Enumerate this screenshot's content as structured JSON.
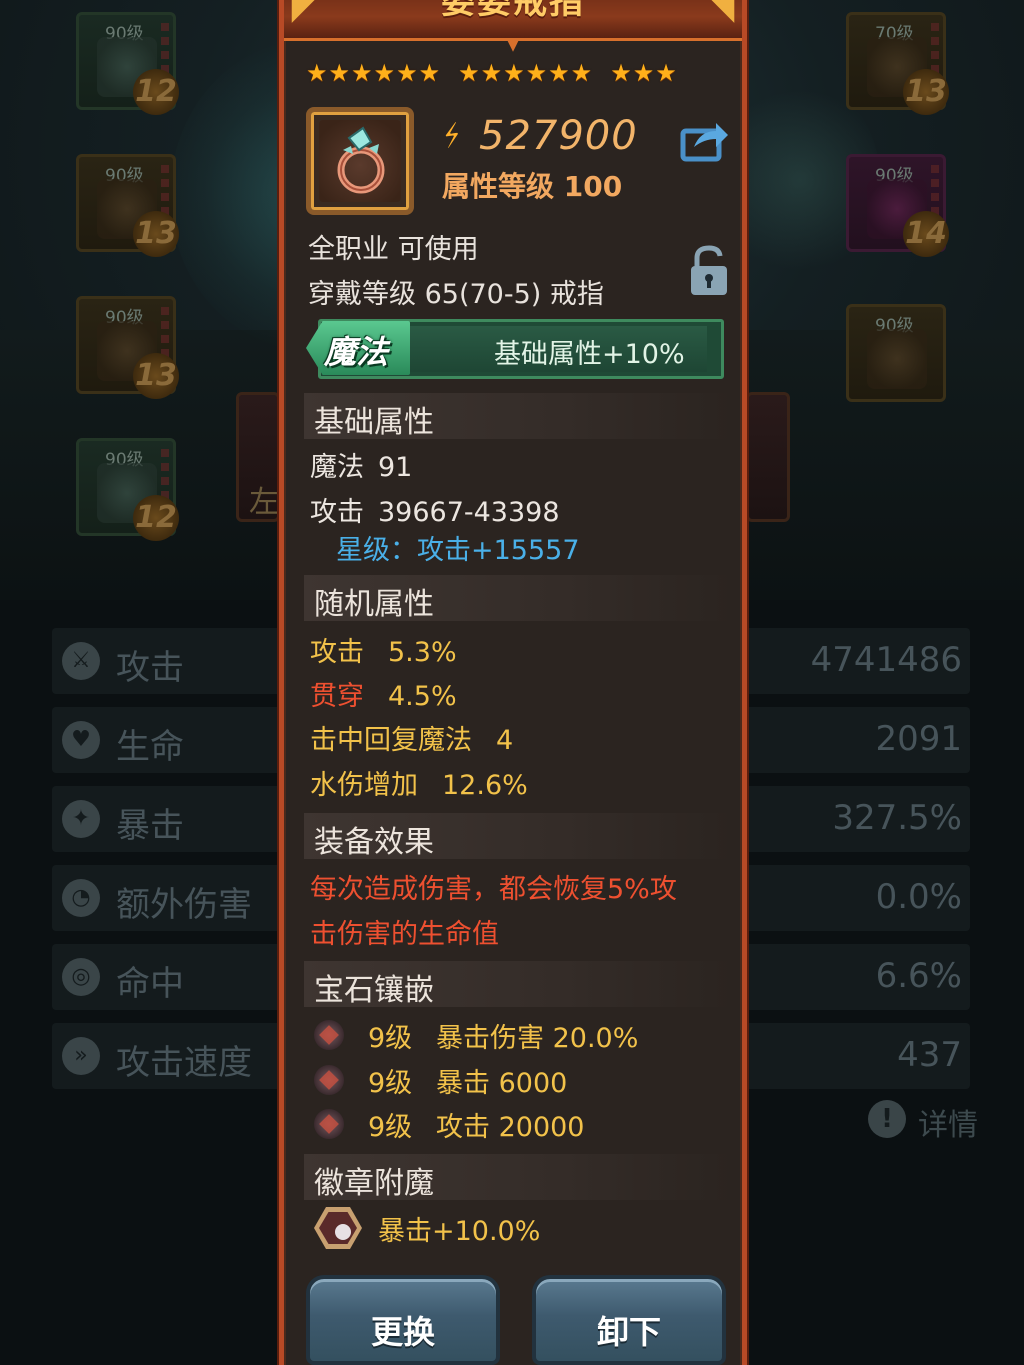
{
  "panel": {
    "title": "娄娄戒指",
    "stars": [
      6,
      6,
      3
    ],
    "power": "527900",
    "attr_level": "属性等级 100",
    "job": "全职业 可使用",
    "wear": "穿戴等级 65(70-5) 戒指",
    "element_tag": "魔法",
    "element_bonus": "基础属性+10%",
    "sections": {
      "base": "基础属性",
      "random": "随机属性",
      "effect": "装备效果",
      "gems": "宝石镶嵌",
      "badge": "徽章附魔"
    },
    "base_stats": [
      {
        "label": "魔法",
        "value": "91"
      },
      {
        "label": "攻击",
        "value": "39667-43398"
      }
    ],
    "star_bonus": "星级：攻击+15557",
    "random_stats": [
      {
        "label": "攻击",
        "value": "5.3%"
      },
      {
        "label": "贯穿",
        "value": "4.5%"
      },
      {
        "label": "击中回复魔法",
        "value": "4"
      },
      {
        "label": "水伤增加",
        "value": "12.6%"
      }
    ],
    "effect_lines": [
      "每次造成伤害，都会恢复5%攻",
      "击伤害的生命值"
    ],
    "gems": [
      {
        "level": "9级",
        "desc": "暴击伤害 20.0%"
      },
      {
        "level": "9级",
        "desc": "暴击 6000"
      },
      {
        "level": "9级",
        "desc": "攻击 20000"
      }
    ],
    "badge": "暴击+10.0%",
    "buttons": {
      "replace": "更换",
      "unequip": "卸下"
    },
    "colors": {
      "border": "#b84a26",
      "gold_text": "#f2c24a",
      "effect_red": "#ee5030",
      "star_blue": "#4ab0e8",
      "element_green": "#3e8a5e"
    }
  },
  "background": {
    "slots": [
      {
        "level": "90级",
        "enhance": "12"
      },
      {
        "level": "90级",
        "enhance": "13"
      },
      {
        "level": "90级",
        "enhance": "13"
      },
      {
        "level": "90级",
        "enhance": "12"
      },
      {
        "level": "70级",
        "enhance": "13"
      },
      {
        "level": "90级",
        "enhance": "14"
      },
      {
        "level": "90级",
        "enhance": ""
      }
    ],
    "side_card_text": "左",
    "stats": [
      {
        "label": "攻击",
        "value": "4741486"
      },
      {
        "label": "生命",
        "value": "2091"
      },
      {
        "label": "暴击",
        "value": "327.5%"
      },
      {
        "label": "额外伤害",
        "value": "0.0%"
      },
      {
        "label": "命中",
        "value": "6.6%"
      },
      {
        "label": "攻击速度",
        "value": "437"
      }
    ],
    "detail": "详情"
  }
}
────────
What you need to do: In this exercise, set down all of the data exactly, without the pictures.

Worked answer:
Enumerate this screenshot's content as structured JSON.
{
  "panel": {
    "title": "娄娄戒指",
    "stars": [
      6,
      6,
      3
    ],
    "power": "527900",
    "attr_level": "属性等级 100",
    "job": "全职业 可使用",
    "wear": "穿戴等级 65(70-5) 戒指",
    "element_tag": "魔法",
    "element_bonus": "基础属性+10%",
    "sections": {
      "base": "基础属性",
      "random": "随机属性",
      "effect": "装备效果",
      "gems": "宝石镶嵌",
      "badge": "徽章附魔"
    },
    "base_stats": [
      {
        "label": "魔法",
        "value": "91"
      },
      {
        "label": "攻击",
        "value": "39667-43398"
      }
    ],
    "star_bonus": "星级：攻击+15557",
    "random_stats": [
      {
        "label": "攻击",
        "value": "5.3%"
      },
      {
        "label": "贯穿",
        "value": "4.5%"
      },
      {
        "label": "击中回复魔法",
        "value": "4"
      },
      {
        "label": "水伤增加",
        "value": "12.6%"
      }
    ],
    "effect_lines": [
      "每次造成伤害，都会恢复5%攻",
      "击伤害的生命值"
    ],
    "gems": [
      {
        "level": "9级",
        "desc": "暴击伤害 20.0%"
      },
      {
        "level": "9级",
        "desc": "暴击 6000"
      },
      {
        "level": "9级",
        "desc": "攻击 20000"
      }
    ],
    "badge": "暴击+10.0%",
    "buttons": {
      "replace": "更换",
      "unequip": "卸下"
    },
    "colors": {
      "border": "#b84a26",
      "gold_text": "#f2c24a",
      "effect_red": "#ee5030",
      "star_blue": "#4ab0e8",
      "element_green": "#3e8a5e"
    }
  },
  "background": {
    "slots": [
      {
        "level": "90级",
        "enhance": "12"
      },
      {
        "level": "90级",
        "enhance": "13"
      },
      {
        "level": "90级",
        "enhance": "13"
      },
      {
        "level": "90级",
        "enhance": "12"
      },
      {
        "level": "70级",
        "enhance": "13"
      },
      {
        "level": "90级",
        "enhance": "14"
      },
      {
        "level": "90级",
        "enhance": ""
      }
    ],
    "side_card_text": "左",
    "stats": [
      {
        "label": "攻击",
        "value": "4741486"
      },
      {
        "label": "生命",
        "value": "2091"
      },
      {
        "label": "暴击",
        "value": "327.5%"
      },
      {
        "label": "额外伤害",
        "value": "0.0%"
      },
      {
        "label": "命中",
        "value": "6.6%"
      },
      {
        "label": "攻击速度",
        "value": "437"
      }
    ],
    "detail": "详情"
  }
}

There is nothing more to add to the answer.